• **WRITTEN TASK**: Which lines hold the word "data"? Copy each one.
>> Start INPUT MATERIAL
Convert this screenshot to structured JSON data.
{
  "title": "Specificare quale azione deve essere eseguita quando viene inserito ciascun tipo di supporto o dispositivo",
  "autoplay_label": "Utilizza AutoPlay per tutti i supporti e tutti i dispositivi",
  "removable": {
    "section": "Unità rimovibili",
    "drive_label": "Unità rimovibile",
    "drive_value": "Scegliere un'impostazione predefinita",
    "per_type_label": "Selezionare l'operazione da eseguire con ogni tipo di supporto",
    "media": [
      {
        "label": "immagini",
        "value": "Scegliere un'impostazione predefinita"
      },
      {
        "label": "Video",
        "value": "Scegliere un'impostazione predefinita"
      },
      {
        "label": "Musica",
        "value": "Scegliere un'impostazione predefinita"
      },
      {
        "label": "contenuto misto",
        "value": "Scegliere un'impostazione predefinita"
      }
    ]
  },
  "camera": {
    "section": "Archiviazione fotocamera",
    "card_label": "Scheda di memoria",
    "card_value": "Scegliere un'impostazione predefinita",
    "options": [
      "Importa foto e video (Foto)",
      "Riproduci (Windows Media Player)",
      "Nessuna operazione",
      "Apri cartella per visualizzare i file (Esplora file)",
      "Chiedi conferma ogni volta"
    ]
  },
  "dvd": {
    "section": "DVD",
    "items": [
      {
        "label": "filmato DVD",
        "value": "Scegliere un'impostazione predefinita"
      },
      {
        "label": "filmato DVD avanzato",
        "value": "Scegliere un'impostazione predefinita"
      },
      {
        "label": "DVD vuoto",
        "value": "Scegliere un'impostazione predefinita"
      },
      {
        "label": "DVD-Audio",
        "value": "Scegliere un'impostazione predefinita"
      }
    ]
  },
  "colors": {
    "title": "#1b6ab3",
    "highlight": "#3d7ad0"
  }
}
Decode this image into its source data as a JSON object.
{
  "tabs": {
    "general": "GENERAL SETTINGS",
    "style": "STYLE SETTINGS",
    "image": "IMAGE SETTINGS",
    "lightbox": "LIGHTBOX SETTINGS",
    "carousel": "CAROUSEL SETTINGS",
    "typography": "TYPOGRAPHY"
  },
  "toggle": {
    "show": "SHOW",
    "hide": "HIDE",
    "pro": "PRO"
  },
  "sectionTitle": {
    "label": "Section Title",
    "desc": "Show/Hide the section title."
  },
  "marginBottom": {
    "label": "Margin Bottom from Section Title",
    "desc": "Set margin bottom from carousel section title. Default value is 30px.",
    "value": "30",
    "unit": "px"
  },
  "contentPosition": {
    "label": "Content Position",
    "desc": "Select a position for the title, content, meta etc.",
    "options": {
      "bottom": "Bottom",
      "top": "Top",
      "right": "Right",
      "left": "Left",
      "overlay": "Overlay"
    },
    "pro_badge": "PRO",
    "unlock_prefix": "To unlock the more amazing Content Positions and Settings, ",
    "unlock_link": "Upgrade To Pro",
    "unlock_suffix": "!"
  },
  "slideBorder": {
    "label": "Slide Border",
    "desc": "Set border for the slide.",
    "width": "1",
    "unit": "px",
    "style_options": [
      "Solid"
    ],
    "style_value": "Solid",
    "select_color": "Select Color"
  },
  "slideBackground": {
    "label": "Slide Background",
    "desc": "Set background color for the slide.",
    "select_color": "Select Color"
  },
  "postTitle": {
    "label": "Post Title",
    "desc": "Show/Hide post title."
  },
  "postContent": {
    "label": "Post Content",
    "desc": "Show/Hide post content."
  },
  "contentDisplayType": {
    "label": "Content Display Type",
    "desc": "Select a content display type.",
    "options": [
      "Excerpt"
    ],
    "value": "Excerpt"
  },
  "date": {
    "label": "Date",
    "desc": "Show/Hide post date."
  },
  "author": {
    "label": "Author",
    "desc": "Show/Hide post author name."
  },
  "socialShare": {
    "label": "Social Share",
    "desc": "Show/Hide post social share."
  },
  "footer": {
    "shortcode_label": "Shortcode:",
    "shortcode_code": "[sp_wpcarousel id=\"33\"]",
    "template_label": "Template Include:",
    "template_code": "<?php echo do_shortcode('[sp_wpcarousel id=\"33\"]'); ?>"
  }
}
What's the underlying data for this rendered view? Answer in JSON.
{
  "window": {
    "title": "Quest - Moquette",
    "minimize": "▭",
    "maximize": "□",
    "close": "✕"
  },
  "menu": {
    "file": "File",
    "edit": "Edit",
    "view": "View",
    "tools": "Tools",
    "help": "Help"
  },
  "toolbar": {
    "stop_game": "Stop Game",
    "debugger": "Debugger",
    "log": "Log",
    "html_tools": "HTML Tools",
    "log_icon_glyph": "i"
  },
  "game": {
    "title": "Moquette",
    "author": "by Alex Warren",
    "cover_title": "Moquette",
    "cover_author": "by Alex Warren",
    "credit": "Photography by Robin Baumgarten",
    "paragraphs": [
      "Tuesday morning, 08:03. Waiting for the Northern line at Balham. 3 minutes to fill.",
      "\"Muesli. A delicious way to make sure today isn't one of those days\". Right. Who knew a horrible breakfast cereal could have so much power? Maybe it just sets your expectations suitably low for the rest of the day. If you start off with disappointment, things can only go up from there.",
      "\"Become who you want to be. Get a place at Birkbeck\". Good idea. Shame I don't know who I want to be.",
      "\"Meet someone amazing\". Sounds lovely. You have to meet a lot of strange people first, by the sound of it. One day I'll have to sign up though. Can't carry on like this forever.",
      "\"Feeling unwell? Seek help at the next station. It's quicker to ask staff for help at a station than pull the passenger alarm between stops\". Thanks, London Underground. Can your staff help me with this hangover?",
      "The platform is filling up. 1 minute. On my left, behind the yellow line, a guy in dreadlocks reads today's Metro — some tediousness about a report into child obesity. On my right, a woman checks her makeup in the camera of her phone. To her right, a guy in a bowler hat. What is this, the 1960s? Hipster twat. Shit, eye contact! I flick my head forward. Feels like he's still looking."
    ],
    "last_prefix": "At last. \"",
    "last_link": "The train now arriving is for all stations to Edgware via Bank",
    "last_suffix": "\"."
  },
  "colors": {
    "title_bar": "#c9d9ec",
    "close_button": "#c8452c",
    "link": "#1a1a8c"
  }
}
>> End INPUT MATERIAL
• **FINAL RESULT**:
Convert this screenshot to structured JSON data.
Decode this image into its source data as a JSON object.
What's the underlying data for this rendered view? Answer in JSON.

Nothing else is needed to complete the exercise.